◆ Exercise directions ◆
Make an exact copy of all the material below, apart from the pictures.

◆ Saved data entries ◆
## Start
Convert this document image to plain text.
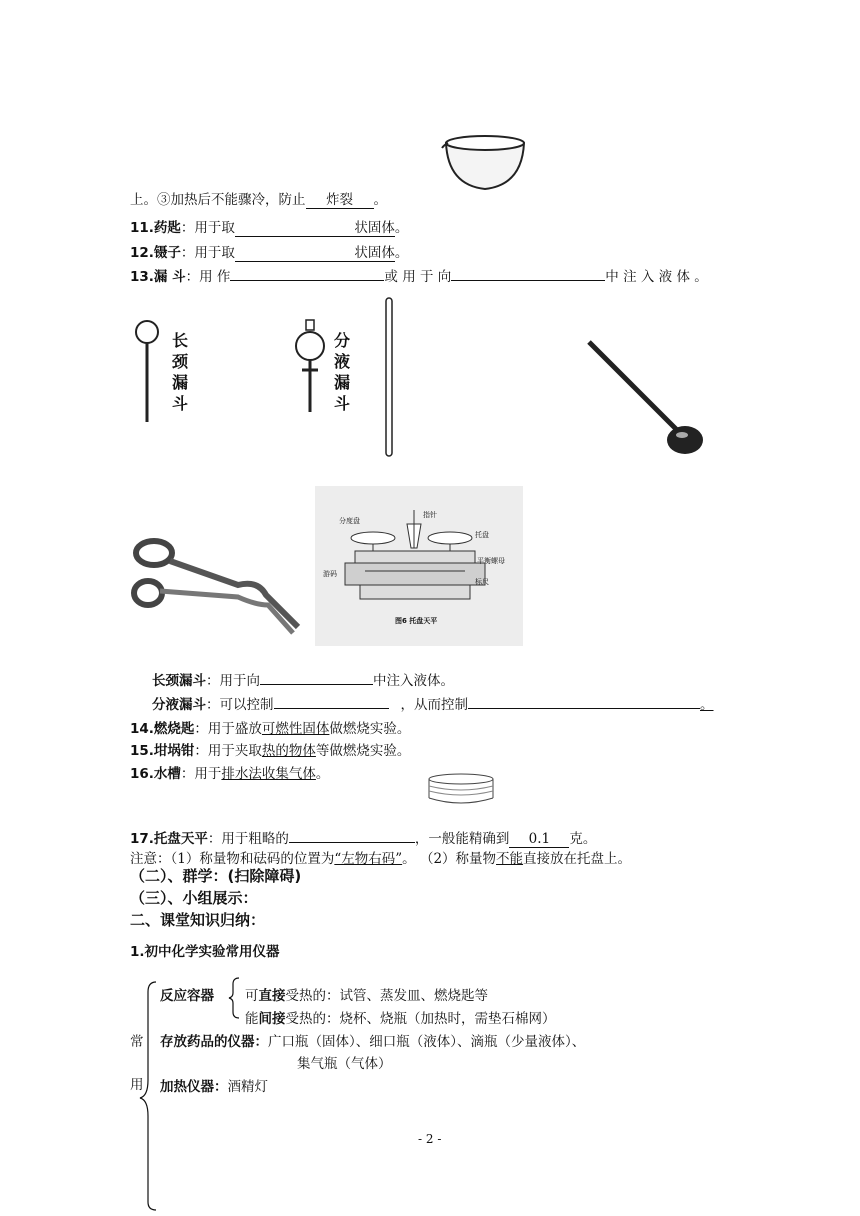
上。③加热后不能骤冷，防止 炸裂 。
11.药匙：用于取	状固体。
12.镊子：用于取	状固体。
13.漏 斗：用 作	或 用 于 向	中 注 入 液 体 。
长颈漏斗
分液漏斗
分度盘
指针
托盘
平衡螺母
游码
标尺
图6 托盘天平
长颈漏斗：用于向	中注入液体。
分液漏斗：可以控制	，从而控制	。
14.燃烧匙：用于盛放可燃性固体做燃烧实验。
15.坩埚钳：用于夹取热的物体等做燃烧实验。
16.水槽：用于排水法收集气体。
17.托盘天平：用于粗略的	，一般能精确到 0.1 克。
注意：（1）称量物和砝码的位置为“左物右码”。 （2）称量物不能直接放在托盘上。
（二）、群学：(扫除障碍)
（三）、小组展示：
二、课堂知识归纳：
1.初中化学实验常用仪器
常
用
反应容器 可直接受热的：试管、蒸发皿、燃烧匙等
能间接受热的：烧杯、烧瓶（加热时，需垫石棉网）
存放药品的仪器：广口瓶（固体）、细口瓶（液体）、滴瓶（少量液体）、
集气瓶（气体）
加热仪器：酒精灯
- 2 -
## End
◆ Task solution ◆
Convert this document image to plain text.
上。③加热后不能骤冷，防止 炸裂 。
11.药匙：用于取	状固体。
12.镊子：用于取	状固体。
13.漏 斗：用 作	或 用 于 向	中 注 入 液 体 。
长颈漏斗
分液漏斗
分度盘
指针
托盘
平衡螺母
游码
标尺
图6 托盘天平
长颈漏斗：用于向	中注入液体。
分液漏斗：可以控制	，从而控制	。
14.燃烧匙：用于盛放可燃性固体做燃烧实验。
15.坩埚钳：用于夹取热的物体等做燃烧实验。
16.水槽：用于排水法收集气体。
17.托盘天平：用于粗略的	，一般能精确到 0.1 克。
注意：（1）称量物和砝码的位置为“左物右码”。 （2）称量物不能直接放在托盘上。
（二）、群学：(扫除障碍)
（三）、小组展示：
二、课堂知识归纳：
1.初中化学实验常用仪器
常
用
反应容器 可直接受热的：试管、蒸发皿、燃烧匙等
能间接受热的：烧杯、烧瓶（加热时，需垫石棉网）
存放药品的仪器：广口瓶（固体）、细口瓶（液体）、滴瓶（少量液体）、
集气瓶（气体）
加热仪器：酒精灯
- 2 -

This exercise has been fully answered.